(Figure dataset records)

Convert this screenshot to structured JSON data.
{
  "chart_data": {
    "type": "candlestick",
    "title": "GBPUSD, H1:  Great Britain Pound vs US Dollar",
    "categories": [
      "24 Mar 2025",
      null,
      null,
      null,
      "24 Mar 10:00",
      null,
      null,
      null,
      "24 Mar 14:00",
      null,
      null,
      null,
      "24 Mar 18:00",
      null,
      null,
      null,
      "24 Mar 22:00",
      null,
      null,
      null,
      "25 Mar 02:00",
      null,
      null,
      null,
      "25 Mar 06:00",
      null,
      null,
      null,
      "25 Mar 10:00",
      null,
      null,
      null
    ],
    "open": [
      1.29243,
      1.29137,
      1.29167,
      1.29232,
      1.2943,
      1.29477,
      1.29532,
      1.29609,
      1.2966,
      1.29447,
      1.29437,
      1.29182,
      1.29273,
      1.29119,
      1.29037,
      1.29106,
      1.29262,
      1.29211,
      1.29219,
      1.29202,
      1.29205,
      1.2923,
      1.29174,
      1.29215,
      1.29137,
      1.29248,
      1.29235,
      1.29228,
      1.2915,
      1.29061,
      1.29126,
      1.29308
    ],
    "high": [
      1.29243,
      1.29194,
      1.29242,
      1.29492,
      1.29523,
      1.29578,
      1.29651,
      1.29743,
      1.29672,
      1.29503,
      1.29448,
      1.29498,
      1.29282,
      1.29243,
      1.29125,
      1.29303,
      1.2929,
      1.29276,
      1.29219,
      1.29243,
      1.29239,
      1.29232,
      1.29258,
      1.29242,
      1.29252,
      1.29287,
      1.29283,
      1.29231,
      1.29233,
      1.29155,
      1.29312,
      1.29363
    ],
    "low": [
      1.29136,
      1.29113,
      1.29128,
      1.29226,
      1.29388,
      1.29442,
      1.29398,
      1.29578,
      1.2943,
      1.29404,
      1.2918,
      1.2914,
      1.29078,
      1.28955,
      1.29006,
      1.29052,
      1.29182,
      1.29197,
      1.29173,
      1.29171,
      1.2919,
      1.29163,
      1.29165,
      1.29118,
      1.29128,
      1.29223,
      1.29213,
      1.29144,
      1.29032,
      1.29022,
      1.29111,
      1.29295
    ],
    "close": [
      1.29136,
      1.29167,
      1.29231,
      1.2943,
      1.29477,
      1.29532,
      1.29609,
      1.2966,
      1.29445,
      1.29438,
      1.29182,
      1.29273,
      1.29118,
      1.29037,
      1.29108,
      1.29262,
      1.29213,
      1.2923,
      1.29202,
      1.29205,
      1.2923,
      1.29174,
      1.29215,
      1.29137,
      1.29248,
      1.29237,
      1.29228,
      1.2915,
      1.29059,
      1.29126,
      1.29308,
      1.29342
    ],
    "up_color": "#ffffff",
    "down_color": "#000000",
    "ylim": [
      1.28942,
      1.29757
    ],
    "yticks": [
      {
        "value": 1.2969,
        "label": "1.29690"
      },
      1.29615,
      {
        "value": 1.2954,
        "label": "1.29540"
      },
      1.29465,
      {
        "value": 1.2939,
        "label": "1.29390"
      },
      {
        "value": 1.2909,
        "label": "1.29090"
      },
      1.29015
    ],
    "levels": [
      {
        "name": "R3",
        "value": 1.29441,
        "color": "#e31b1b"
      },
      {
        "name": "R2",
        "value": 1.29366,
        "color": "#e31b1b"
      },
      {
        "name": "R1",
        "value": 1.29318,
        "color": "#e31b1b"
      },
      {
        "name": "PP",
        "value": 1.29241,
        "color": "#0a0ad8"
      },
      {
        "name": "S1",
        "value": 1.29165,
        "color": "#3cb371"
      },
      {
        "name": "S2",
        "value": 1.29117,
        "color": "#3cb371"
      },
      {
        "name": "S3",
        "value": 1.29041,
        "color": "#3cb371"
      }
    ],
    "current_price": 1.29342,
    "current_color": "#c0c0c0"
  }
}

-- What is being asked --
Out of the preceding entries, pull every line containing the string "value".

-- Task answer --
        "value": 1.2969,
        "value": 1.2954,
        "value": 1.2939,
        "value": 1.2909,
        "value": 1.29441,
        "value": 1.29366,
        "value": 1.29318,
        "value": 1.29241,
        "value": 1.29165,
        "value": 1.29117,
        "value": 1.29041,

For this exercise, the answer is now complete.